>> START
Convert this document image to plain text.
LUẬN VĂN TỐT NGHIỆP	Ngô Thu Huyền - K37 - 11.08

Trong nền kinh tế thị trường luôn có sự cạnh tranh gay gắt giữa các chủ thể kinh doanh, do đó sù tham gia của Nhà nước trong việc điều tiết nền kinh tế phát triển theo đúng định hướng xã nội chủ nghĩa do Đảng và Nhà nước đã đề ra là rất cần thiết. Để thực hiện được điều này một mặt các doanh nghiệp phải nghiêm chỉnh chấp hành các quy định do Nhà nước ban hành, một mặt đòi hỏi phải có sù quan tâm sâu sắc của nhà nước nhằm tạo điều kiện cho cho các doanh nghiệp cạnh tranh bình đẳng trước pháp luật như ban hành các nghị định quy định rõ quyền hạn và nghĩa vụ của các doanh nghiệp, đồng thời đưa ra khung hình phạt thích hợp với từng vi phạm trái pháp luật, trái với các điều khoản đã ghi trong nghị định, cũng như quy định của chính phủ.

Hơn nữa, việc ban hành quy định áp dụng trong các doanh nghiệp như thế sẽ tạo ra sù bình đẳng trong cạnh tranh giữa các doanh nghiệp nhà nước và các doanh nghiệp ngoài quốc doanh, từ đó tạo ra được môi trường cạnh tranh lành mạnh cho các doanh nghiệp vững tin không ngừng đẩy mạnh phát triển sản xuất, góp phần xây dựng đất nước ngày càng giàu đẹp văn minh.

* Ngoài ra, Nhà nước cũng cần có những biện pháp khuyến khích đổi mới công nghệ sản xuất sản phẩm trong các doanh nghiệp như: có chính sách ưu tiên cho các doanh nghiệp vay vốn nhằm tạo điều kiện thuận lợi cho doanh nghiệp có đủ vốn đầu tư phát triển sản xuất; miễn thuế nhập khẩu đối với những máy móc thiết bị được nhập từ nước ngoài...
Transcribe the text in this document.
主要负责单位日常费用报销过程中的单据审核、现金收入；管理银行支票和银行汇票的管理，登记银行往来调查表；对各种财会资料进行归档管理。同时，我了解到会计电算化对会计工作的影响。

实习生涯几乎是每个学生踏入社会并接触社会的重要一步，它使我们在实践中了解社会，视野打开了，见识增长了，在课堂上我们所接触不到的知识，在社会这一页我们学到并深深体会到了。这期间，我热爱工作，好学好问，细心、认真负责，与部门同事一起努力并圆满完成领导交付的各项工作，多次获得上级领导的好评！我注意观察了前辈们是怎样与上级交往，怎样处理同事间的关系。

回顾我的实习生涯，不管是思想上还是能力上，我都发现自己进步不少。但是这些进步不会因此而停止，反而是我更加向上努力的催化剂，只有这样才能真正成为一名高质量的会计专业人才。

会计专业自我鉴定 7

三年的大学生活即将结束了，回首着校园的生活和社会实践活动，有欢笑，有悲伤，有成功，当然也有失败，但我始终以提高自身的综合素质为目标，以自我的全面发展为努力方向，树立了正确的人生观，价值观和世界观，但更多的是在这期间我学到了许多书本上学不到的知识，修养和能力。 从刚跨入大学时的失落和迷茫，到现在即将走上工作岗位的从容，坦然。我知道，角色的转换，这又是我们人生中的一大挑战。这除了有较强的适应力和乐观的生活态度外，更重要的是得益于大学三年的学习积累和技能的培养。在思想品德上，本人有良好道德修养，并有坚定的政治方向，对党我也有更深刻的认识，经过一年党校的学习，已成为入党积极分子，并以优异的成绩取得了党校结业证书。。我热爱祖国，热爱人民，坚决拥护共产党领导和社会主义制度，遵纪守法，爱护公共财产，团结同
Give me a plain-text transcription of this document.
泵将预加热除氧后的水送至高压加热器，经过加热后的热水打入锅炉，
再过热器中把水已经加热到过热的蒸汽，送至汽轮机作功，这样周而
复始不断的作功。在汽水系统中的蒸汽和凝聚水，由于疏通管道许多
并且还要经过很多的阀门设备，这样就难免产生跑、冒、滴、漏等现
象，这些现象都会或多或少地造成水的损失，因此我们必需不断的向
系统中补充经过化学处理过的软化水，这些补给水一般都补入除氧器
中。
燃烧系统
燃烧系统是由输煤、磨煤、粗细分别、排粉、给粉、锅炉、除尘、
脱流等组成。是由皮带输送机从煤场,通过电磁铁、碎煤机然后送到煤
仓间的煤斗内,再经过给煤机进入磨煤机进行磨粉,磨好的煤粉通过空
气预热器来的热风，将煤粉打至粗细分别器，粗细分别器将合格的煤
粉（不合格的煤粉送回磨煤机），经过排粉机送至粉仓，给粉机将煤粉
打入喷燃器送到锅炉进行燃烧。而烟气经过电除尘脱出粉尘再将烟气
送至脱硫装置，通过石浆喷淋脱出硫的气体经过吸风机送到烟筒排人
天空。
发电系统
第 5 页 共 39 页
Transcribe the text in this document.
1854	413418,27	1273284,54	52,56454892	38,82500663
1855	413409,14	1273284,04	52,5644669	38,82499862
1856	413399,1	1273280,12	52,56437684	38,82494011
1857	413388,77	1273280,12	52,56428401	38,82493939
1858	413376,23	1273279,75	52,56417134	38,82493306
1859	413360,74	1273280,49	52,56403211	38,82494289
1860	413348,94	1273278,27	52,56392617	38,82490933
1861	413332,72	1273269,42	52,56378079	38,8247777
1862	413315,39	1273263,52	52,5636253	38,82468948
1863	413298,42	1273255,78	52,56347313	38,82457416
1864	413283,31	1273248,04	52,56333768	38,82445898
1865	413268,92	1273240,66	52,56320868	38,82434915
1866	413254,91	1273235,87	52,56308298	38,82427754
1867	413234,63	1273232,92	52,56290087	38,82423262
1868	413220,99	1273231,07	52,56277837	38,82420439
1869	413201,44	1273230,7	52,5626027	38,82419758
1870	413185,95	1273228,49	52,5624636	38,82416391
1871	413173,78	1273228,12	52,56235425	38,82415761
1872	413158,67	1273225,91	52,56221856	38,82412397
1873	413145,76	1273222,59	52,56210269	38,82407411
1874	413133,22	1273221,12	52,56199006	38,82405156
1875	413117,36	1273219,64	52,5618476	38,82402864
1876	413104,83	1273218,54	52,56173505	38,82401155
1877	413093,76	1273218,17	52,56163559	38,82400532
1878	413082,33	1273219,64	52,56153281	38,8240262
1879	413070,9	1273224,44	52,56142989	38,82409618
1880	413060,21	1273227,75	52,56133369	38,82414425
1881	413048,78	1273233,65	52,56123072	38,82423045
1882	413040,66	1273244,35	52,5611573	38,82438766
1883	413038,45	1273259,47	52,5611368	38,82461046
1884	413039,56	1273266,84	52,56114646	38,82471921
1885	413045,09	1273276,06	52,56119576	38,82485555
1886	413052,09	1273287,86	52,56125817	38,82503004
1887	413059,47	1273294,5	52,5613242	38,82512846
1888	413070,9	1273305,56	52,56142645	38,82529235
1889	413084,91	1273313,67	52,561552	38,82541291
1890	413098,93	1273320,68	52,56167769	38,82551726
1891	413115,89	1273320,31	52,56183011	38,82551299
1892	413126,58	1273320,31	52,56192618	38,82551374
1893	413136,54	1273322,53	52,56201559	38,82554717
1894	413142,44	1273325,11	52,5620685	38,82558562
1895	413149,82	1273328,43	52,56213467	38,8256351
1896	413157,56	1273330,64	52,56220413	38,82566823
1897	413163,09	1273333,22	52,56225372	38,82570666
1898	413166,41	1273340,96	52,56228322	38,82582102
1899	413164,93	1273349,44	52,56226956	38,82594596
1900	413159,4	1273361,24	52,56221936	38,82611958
>> END
# Given request:
Please repeat the listing exactly, with nothing left out.

# Response to the exercise:
Convert this document image to plain text.
LUẬN VĂN TỐT NGHIỆP	Ngô Thu Huyền - K37 - 11.08

Trong nền kinh tế thị trường luôn có sự cạnh tranh gay gắt giữa các chủ thể kinh doanh, do đó sù tham gia của Nhà nước trong việc điều tiết nền kinh tế phát triển theo đúng định hướng xã nội chủ nghĩa do Đảng và Nhà nước đã đề ra là rất cần thiết. Để thực hiện được điều này một mặt các doanh nghiệp phải nghiêm chỉnh chấp hành các quy định do Nhà nước ban hành, một mặt đòi hỏi phải có sù quan tâm sâu sắc của nhà nước nhằm tạo điều kiện cho cho các doanh nghiệp cạnh tranh bình đẳng trước pháp luật như ban hành các nghị định quy định rõ quyền hạn và nghĩa vụ của các doanh nghiệp, đồng thời đưa ra khung hình phạt thích hợp với từng vi phạm trái pháp luật, trái với các điều khoản đã ghi trong nghị định, cũng như quy định của chính phủ.

Hơn nữa, việc ban hành quy định áp dụng trong các doanh nghiệp như thế sẽ tạo ra sù bình đẳng trong cạnh tranh giữa các doanh nghiệp nhà nước và các doanh nghiệp ngoài quốc doanh, từ đó tạo ra được môi trường cạnh tranh lành mạnh cho các doanh nghiệp vững tin không ngừng đẩy mạnh phát triển sản xuất, góp phần xây dựng đất nước ngày càng giàu đẹp văn minh.

* Ngoài ra, Nhà nước cũng cần có những biện pháp khuyến khích đổi mới công nghệ sản xuất sản phẩm trong các doanh nghiệp như: có chính sách ưu tiên cho các doanh nghiệp vay vốn nhằm tạo điều kiện thuận lợi cho doanh nghiệp có đủ vốn đầu tư phát triển sản xuất; miễn thuế nhập khẩu đối với những máy móc thiết bị được nhập từ nước ngoài...
Transcribe the text in this document.
主要负责单位日常费用报销过程中的单据审核、现金收入；管理银行支票和银行汇票的管理，登记银行往来调查表；对各种财会资料进行归档管理。同时，我了解到会计电算化对会计工作的影响。

实习生涯几乎是每个学生踏入社会并接触社会的重要一步，它使我们在实践中了解社会，视野打开了，见识增长了，在课堂上我们所接触不到的知识，在社会这一页我们学到并深深体会到了。这期间，我热爱工作，好学好问，细心、认真负责，与部门同事一起努力并圆满完成领导交付的各项工作，多次获得上级领导的好评！我注意观察了前辈们是怎样与上级交往，怎样处理同事间的关系。

回顾我的实习生涯，不管是思想上还是能力上，我都发现自己进步不少。但是这些进步不会因此而停止，反而是我更加向上努力的催化剂，只有这样才能真正成为一名高质量的会计专业人才。

会计专业自我鉴定 7

三年的大学生活即将结束了，回首着校园的生活和社会实践活动，有欢笑，有悲伤，有成功，当然也有失败，但我始终以提高自身的综合素质为目标，以自我的全面发展为努力方向，树立了正确的人生观，价值观和世界观，但更多的是在这期间我学到了许多书本上学不到的知识，修养和能力。 从刚跨入大学时的失落和迷茫，到现在即将走上工作岗位的从容，坦然。我知道，角色的转换，这又是我们人生中的一大挑战。这除了有较强的适应力和乐观的生活态度外，更重要的是得益于大学三年的学习积累和技能的培养。在思想品德上，本人有良好道德修养，并有坚定的政治方向，对党我也有更深刻的认识，经过一年党校的学习，已成为入党积极分子，并以优异的成绩取得了党校结业证书。。我热爱祖国，热爱人民，坚决拥护共产党领导和社会主义制度，遵纪守法，爱护公共财产，团结同
Give me a plain-text transcription of this document.
泵将预加热除氧后的水送至高压加热器，经过加热后的热水打入锅炉，
再过热器中把水已经加热到过热的蒸汽，送至汽轮机作功，这样周而
复始不断的作功。在汽水系统中的蒸汽和凝聚水，由于疏通管道许多
并且还要经过很多的阀门设备，这样就难免产生跑、冒、滴、漏等现
象，这些现象都会或多或少地造成水的损失，因此我们必需不断的向
系统中补充经过化学处理过的软化水，这些补给水一般都补入除氧器
中。
燃烧系统
燃烧系统是由输煤、磨煤、粗细分别、排粉、给粉、锅炉、除尘、
脱流等组成。是由皮带输送机从煤场,通过电磁铁、碎煤机然后送到煤
仓间的煤斗内,再经过给煤机进入磨煤机进行磨粉,磨好的煤粉通过空
气预热器来的热风，将煤粉打至粗细分别器，粗细分别器将合格的煤
粉（不合格的煤粉送回磨煤机），经过排粉机送至粉仓，给粉机将煤粉
打入喷燃器送到锅炉进行燃烧。而烟气经过电除尘脱出粉尘再将烟气
送至脱硫装置，通过石浆喷淋脱出硫的气体经过吸风机送到烟筒排人
天空。
发电系统
第 5 页 共 39 页
Transcribe the text in this document.
1854	413418,27	1273284,54	52,56454892	38,82500663
1855	413409,14	1273284,04	52,5644669	38,82499862
1856	413399,1	1273280,12	52,56437684	38,82494011
1857	413388,77	1273280,12	52,56428401	38,82493939
1858	413376,23	1273279,75	52,56417134	38,82493306
1859	413360,74	1273280,49	52,56403211	38,82494289
1860	413348,94	1273278,27	52,56392617	38,82490933
1861	413332,72	1273269,42	52,56378079	38,8247777
1862	413315,39	1273263,52	52,5636253	38,82468948
1863	413298,42	1273255,78	52,56347313	38,82457416
1864	413283,31	1273248,04	52,56333768	38,82445898
1865	413268,92	1273240,66	52,56320868	38,82434915
1866	413254,91	1273235,87	52,56308298	38,82427754
1867	413234,63	1273232,92	52,56290087	38,82423262
1868	413220,99	1273231,07	52,56277837	38,82420439
1869	413201,44	1273230,7	52,5626027	38,82419758
1870	413185,95	1273228,49	52,5624636	38,82416391
1871	413173,78	1273228,12	52,56235425	38,82415761
1872	413158,67	1273225,91	52,56221856	38,82412397
1873	413145,76	1273222,59	52,56210269	38,82407411
1874	413133,22	1273221,12	52,56199006	38,82405156
1875	413117,36	1273219,64	52,5618476	38,82402864
1876	413104,83	1273218,54	52,56173505	38,82401155
1877	413093,76	1273218,17	52,56163559	38,82400532
1878	413082,33	1273219,64	52,56153281	38,8240262
1879	413070,9	1273224,44	52,56142989	38,82409618
1880	413060,21	1273227,75	52,56133369	38,82414425
1881	413048,78	1273233,65	52,56123072	38,82423045
1882	413040,66	1273244,35	52,5611573	38,82438766
1883	413038,45	1273259,47	52,5611368	38,82461046
1884	413039,56	1273266,84	52,56114646	38,82471921
1885	413045,09	1273276,06	52,56119576	38,82485555
1886	413052,09	1273287,86	52,56125817	38,82503004
1887	413059,47	1273294,5	52,5613242	38,82512846
1888	413070,9	1273305,56	52,56142645	38,82529235
1889	413084,91	1273313,67	52,561552	38,82541291
1890	413098,93	1273320,68	52,56167769	38,82551726
1891	413115,89	1273320,31	52,56183011	38,82551299
1892	413126,58	1273320,31	52,56192618	38,82551374
1893	413136,54	1273322,53	52,56201559	38,82554717
1894	413142,44	1273325,11	52,5620685	38,82558562
1895	413149,82	1273328,43	52,56213467	38,8256351
1896	413157,56	1273330,64	52,56220413	38,82566823
1897	413163,09	1273333,22	52,56225372	38,82570666
1898	413166,41	1273340,96	52,56228322	38,82582102
1899	413164,93	1273349,44	52,56226956	38,82594596
1900	413159,4	1273361,24	52,56221936	38,82611958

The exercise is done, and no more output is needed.